▶ _What to work on_
Omit all pictures and give the records below again exactly as written.
▬▬▬
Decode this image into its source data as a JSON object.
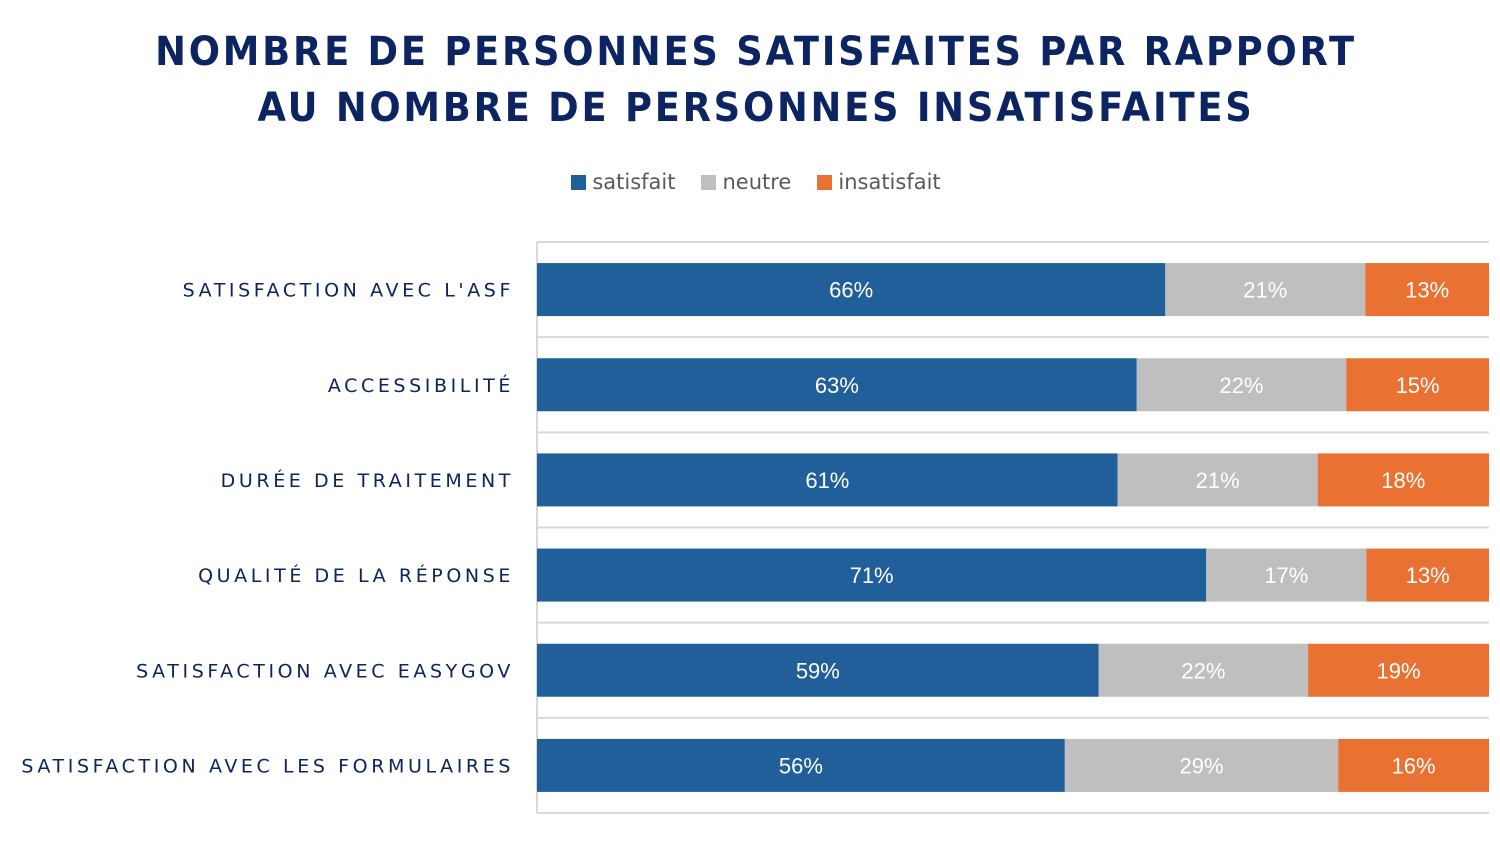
{
  "chart_data": {
    "type": "bar",
    "orientation": "horizontal",
    "stacked": true,
    "percent_stacked": true,
    "title": "NOMBRE DE PERSONNES SATISFAITES PAR RAPPORT AU NOMBRE DE PERSONNES INSATISFAITES",
    "title_lines": [
      "NOMBRE DE PERSONNES SATISFAITES PAR RAPPORT",
      "AU NOMBRE DE PERSONNES INSATISFAITES"
    ],
    "xlabel": "",
    "ylabel": "",
    "xlim": [
      0,
      100
    ],
    "grid": true,
    "legend_position": "top",
    "categories": [
      "SATISFACTION AVEC L'ASF",
      "ACCESSIBILITÉ",
      "DURÉE DE TRAITEMENT",
      "QUALITÉ DE LA RÉPONSE",
      "SATISFACTION AVEC EASYGOV",
      "SATISFACTION AVEC LES FORMULAIRES"
    ],
    "series": [
      {
        "name": "satisfait",
        "color": "#215f9a",
        "values": [
          66,
          63,
          61,
          71,
          59,
          56
        ]
      },
      {
        "name": "neutre",
        "color": "#bfbfbf",
        "values": [
          21,
          22,
          21,
          17,
          22,
          29
        ]
      },
      {
        "name": "insatisfait",
        "color": "#e97132",
        "values": [
          13,
          15,
          18,
          13,
          19,
          16
        ]
      }
    ],
    "value_suffix": "%"
  }
}
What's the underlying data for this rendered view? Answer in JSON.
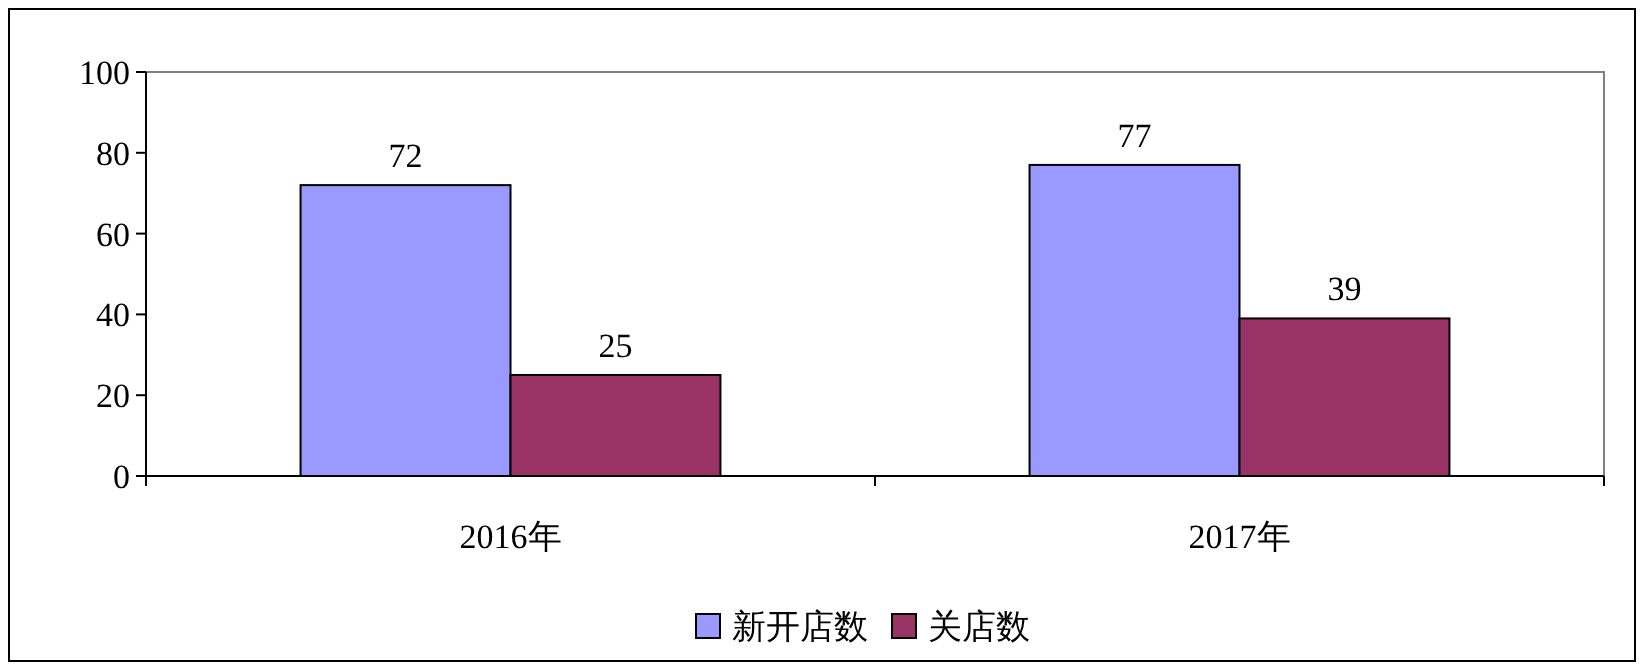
▬▬▬
▶ _Task result_
Decode this image into its source data as a JSON object.
{
  "chart_data": {
    "type": "bar",
    "orientation": "horizontal",
    "stacked": true,
    "percent_stacked": true,
    "title": "NOMBRE DE PERSONNES SATISFAITES PAR RAPPORT AU NOMBRE DE PERSONNES INSATISFAITES",
    "title_lines": [
      "NOMBRE DE PERSONNES SATISFAITES PAR RAPPORT",
      "AU NOMBRE DE PERSONNES INSATISFAITES"
    ],
    "xlabel": "",
    "ylabel": "",
    "xlim": [
      0,
      100
    ],
    "grid": true,
    "legend_position": "top",
    "categories": [
      "SATISFACTION AVEC L'ASF",
      "ACCESSIBILITÉ",
      "DURÉE DE TRAITEMENT",
      "QUALITÉ DE LA RÉPONSE",
      "SATISFACTION AVEC EASYGOV",
      "SATISFACTION AVEC LES FORMULAIRES"
    ],
    "series": [
      {
        "name": "satisfait",
        "color": "#215f9a",
        "values": [
          66,
          63,
          61,
          71,
          59,
          56
        ]
      },
      {
        "name": "neutre",
        "color": "#bfbfbf",
        "values": [
          21,
          22,
          21,
          17,
          22,
          29
        ]
      },
      {
        "name": "insatisfait",
        "color": "#e97132",
        "values": [
          13,
          15,
          18,
          13,
          19,
          16
        ]
      }
    ],
    "value_suffix": "%"
  }
}
What's the underlying data for this rendered view? Answer in JSON.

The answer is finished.